§ **Exercise**: Copy the entries below exactly. Images do not belong in the copy.

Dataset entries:
******

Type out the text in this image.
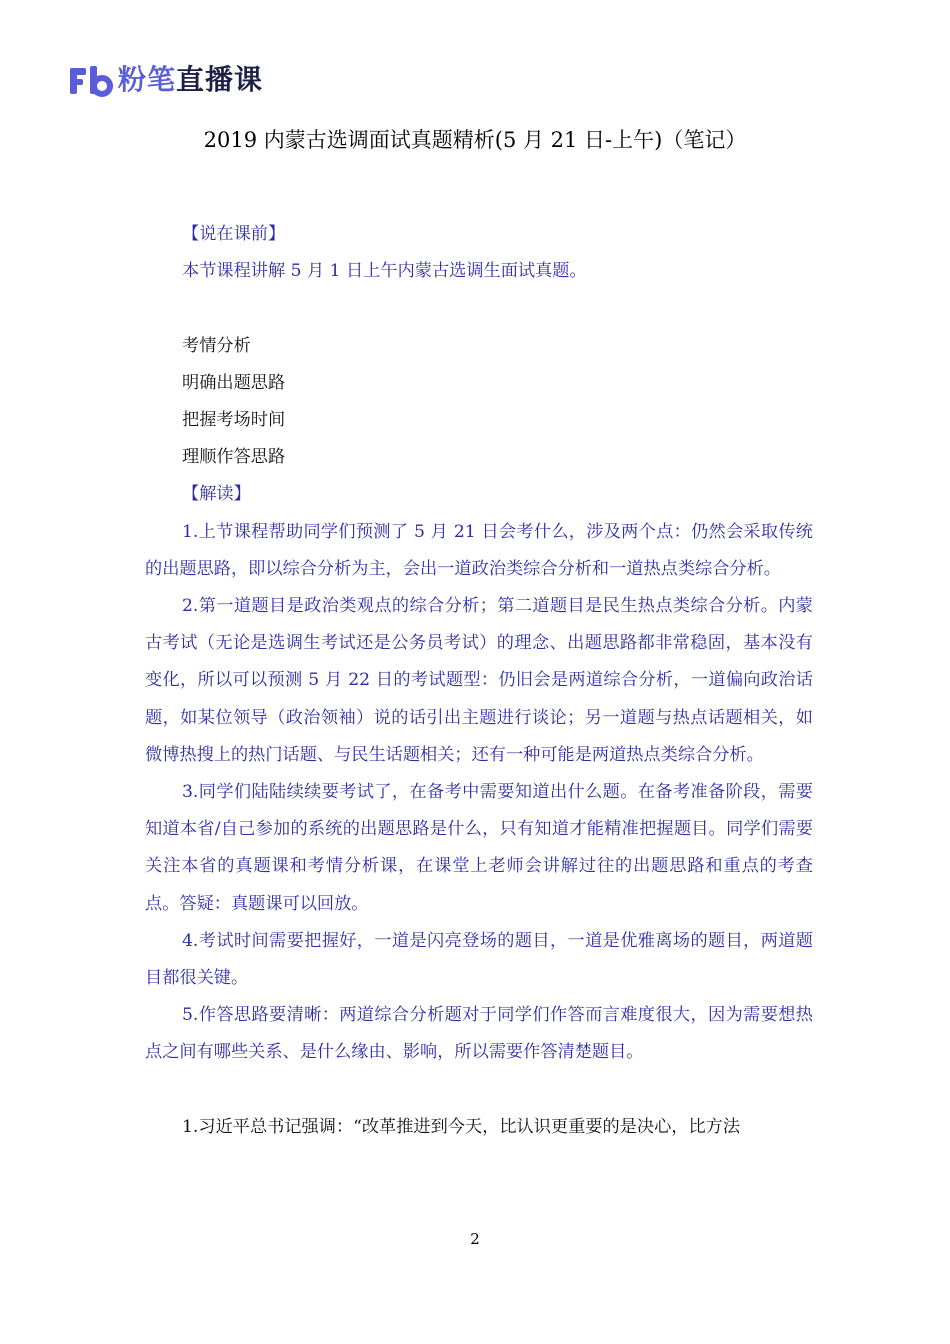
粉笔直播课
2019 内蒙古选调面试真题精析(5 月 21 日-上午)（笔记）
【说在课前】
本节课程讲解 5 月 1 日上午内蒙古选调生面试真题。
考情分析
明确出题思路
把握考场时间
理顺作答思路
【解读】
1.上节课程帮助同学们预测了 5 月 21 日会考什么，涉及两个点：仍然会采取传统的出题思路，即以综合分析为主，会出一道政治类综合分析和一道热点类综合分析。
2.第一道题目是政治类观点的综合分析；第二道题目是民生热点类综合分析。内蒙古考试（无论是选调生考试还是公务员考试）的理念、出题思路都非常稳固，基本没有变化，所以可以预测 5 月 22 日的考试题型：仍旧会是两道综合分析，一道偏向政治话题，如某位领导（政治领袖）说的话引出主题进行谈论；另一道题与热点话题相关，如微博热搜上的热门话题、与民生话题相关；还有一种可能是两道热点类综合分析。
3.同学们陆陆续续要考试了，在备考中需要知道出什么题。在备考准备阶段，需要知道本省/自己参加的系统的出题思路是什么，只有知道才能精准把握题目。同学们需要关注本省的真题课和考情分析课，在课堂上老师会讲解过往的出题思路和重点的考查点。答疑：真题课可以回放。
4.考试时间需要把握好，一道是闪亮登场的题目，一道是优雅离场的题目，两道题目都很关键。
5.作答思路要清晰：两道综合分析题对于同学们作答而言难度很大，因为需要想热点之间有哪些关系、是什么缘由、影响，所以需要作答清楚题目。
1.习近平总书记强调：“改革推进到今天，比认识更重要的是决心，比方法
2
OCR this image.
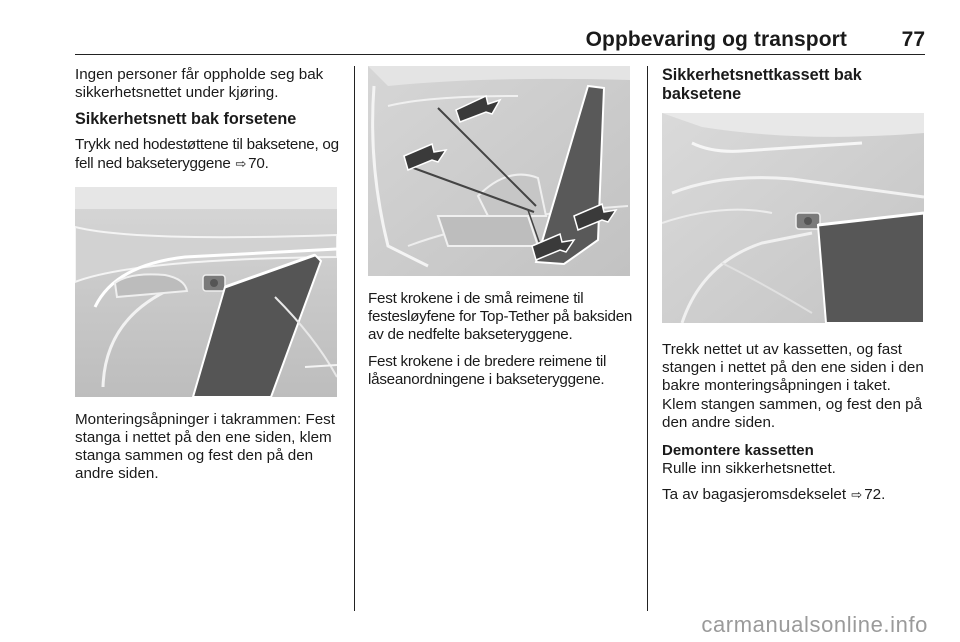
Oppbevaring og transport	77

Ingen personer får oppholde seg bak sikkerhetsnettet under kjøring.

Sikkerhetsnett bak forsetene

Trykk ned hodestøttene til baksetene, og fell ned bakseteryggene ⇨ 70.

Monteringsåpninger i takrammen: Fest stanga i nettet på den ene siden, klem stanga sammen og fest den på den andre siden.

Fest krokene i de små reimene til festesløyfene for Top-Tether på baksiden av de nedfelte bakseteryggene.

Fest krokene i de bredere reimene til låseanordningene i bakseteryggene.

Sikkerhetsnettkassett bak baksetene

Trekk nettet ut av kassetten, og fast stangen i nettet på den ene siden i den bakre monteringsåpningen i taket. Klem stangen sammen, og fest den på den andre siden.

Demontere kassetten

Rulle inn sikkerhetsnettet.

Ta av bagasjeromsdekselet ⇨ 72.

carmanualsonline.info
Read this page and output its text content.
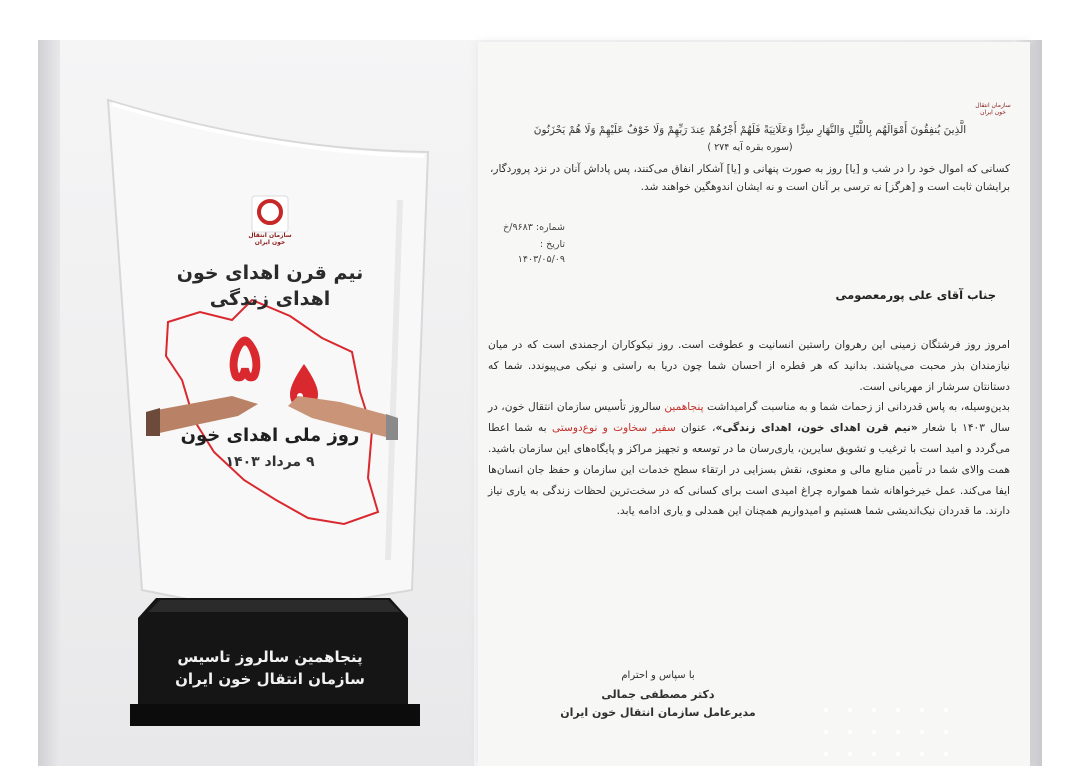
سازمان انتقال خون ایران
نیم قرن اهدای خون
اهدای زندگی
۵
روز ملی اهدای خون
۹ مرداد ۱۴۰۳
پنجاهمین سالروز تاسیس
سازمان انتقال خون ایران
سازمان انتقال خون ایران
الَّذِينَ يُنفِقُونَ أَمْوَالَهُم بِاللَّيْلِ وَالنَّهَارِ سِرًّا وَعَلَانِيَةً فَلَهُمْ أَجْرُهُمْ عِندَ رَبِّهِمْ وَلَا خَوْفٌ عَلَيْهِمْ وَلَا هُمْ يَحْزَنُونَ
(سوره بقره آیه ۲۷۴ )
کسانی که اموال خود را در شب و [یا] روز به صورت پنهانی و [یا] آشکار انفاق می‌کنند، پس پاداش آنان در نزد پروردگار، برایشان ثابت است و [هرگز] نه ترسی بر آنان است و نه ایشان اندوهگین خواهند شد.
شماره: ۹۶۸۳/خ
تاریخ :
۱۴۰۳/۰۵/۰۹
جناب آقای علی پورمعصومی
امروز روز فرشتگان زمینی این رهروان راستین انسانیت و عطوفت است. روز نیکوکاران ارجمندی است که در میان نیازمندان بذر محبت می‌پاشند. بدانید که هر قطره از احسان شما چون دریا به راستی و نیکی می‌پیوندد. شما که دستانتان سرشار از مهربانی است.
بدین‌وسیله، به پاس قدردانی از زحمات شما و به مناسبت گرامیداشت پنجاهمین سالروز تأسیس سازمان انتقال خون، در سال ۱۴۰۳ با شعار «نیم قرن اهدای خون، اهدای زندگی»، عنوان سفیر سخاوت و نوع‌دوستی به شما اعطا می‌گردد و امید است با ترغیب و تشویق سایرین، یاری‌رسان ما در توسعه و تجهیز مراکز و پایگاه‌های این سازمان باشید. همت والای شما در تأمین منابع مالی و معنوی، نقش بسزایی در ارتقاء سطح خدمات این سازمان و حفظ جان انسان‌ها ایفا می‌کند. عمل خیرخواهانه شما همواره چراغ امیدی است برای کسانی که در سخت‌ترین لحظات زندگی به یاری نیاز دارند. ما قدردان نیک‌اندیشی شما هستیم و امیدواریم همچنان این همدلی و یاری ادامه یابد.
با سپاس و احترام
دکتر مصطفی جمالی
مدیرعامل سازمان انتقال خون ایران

******

§ **Reply**:
Type out the text in this image.
粉笔直播课
2019 内蒙古选调面试真题精析(5 月 21 日-上午)（笔记）
【说在课前】
本节课程讲解 5 月 1 日上午内蒙古选调生面试真题。
考情分析
明确出题思路
把握考场时间
理顺作答思路
【解读】
1.上节课程帮助同学们预测了 5 月 21 日会考什么，涉及两个点：仍然会采取传统的出题思路，即以综合分析为主，会出一道政治类综合分析和一道热点类综合分析。
2.第一道题目是政治类观点的综合分析；第二道题目是民生热点类综合分析。内蒙古考试（无论是选调生考试还是公务员考试）的理念、出题思路都非常稳固，基本没有变化，所以可以预测 5 月 22 日的考试题型：仍旧会是两道综合分析，一道偏向政治话题，如某位领导（政治领袖）说的话引出主题进行谈论；另一道题与热点话题相关，如微博热搜上的热门话题、与民生话题相关；还有一种可能是两道热点类综合分析。
3.同学们陆陆续续要考试了，在备考中需要知道出什么题。在备考准备阶段，需要知道本省/自己参加的系统的出题思路是什么，只有知道才能精准把握题目。同学们需要关注本省的真题课和考情分析课，在课堂上老师会讲解过往的出题思路和重点的考查点。答疑：真题课可以回放。
4.考试时间需要把握好，一道是闪亮登场的题目，一道是优雅离场的题目，两道题目都很关键。
5.作答思路要清晰：两道综合分析题对于同学们作答而言难度很大，因为需要想热点之间有哪些关系、是什么缘由、影响，所以需要作答清楚题目。
1.习近平总书记强调：“改革推进到今天，比认识更重要的是决心，比方法
2
OCR this image.
Oppbevaring og transport	77

Ingen personer får oppholde seg bak sikkerhetsnettet under kjøring.

Sikkerhetsnett bak forsetene

Trykk ned hodestøttene til baksetene, og fell ned bakseteryggene ⇨ 70.

Monteringsåpninger i takrammen: Fest stanga i nettet på den ene siden, klem stanga sammen og fest den på den andre siden.

Fest krokene i de små reimene til festesløyfene for Top-Tether på baksiden av de nedfelte bakseteryggene.

Fest krokene i de bredere reimene til låseanordningene i bakseteryggene.

Sikkerhetsnettkassett bak baksetene

Trekk nettet ut av kassetten, og fast stangen i nettet på den ene siden i den bakre monteringsåpningen i taket. Klem stangen sammen, og fest den på den andre siden.

Demontere kassetten

Rulle inn sikkerhetsnettet.

Ta av bagasjeromsdekselet ⇨ 72.

carmanualsonline.info
Read this page and output its text content.
سازمان انتقال خون ایران
نیم قرن اهدای خون
اهدای زندگی
۵
روز ملی اهدای خون
۹ مرداد ۱۴۰۳
پنجاهمین سالروز تاسیس
سازمان انتقال خون ایران
سازمان انتقال خون ایران
الَّذِينَ يُنفِقُونَ أَمْوَالَهُم بِاللَّيْلِ وَالنَّهَارِ سِرًّا وَعَلَانِيَةً فَلَهُمْ أَجْرُهُمْ عِندَ رَبِّهِمْ وَلَا خَوْفٌ عَلَيْهِمْ وَلَا هُمْ يَحْزَنُونَ
(سوره بقره آیه ۲۷۴ )
کسانی که اموال خود را در شب و [یا] روز به صورت پنهانی و [یا] آشکار انفاق می‌کنند، پس پاداش آنان در نزد پروردگار، برایشان ثابت است و [هرگز] نه ترسی بر آنان است و نه ایشان اندوهگین خواهند شد.
شماره: ۹۶۸۳/خ
تاریخ :
۱۴۰۳/۰۵/۰۹
جناب آقای علی پورمعصومی
امروز روز فرشتگان زمینی این رهروان راستین انسانیت و عطوفت است. روز نیکوکاران ارجمندی است که در میان نیازمندان بذر محبت می‌پاشند. بدانید که هر قطره از احسان شما چون دریا به راستی و نیکی می‌پیوندد. شما که دستانتان سرشار از مهربانی است.
بدین‌وسیله، به پاس قدردانی از زحمات شما و به مناسبت گرامیداشت پنجاهمین سالروز تأسیس سازمان انتقال خون، در سال ۱۴۰۳ با شعار «نیم قرن اهدای خون، اهدای زندگی»، عنوان سفیر سخاوت و نوع‌دوستی به شما اعطا می‌گردد و امید است با ترغیب و تشویق سایرین، یاری‌رسان ما در توسعه و تجهیز مراکز و پایگاه‌های این سازمان باشید. همت والای شما در تأمین منابع مالی و معنوی، نقش بسزایی در ارتقاء سطح خدمات این سازمان و حفظ جان انسان‌ها ایفا می‌کند. عمل خیرخواهانه شما همواره چراغ امیدی است برای کسانی که در سخت‌ترین لحظات زندگی به یاری نیاز دارند. ما قدردان نیک‌اندیشی شما هستیم و امیدواریم همچنان این همدلی و یاری ادامه یابد.
با سپاس و احترام
دکتر مصطفی جمالی
مدیرعامل سازمان انتقال خون ایران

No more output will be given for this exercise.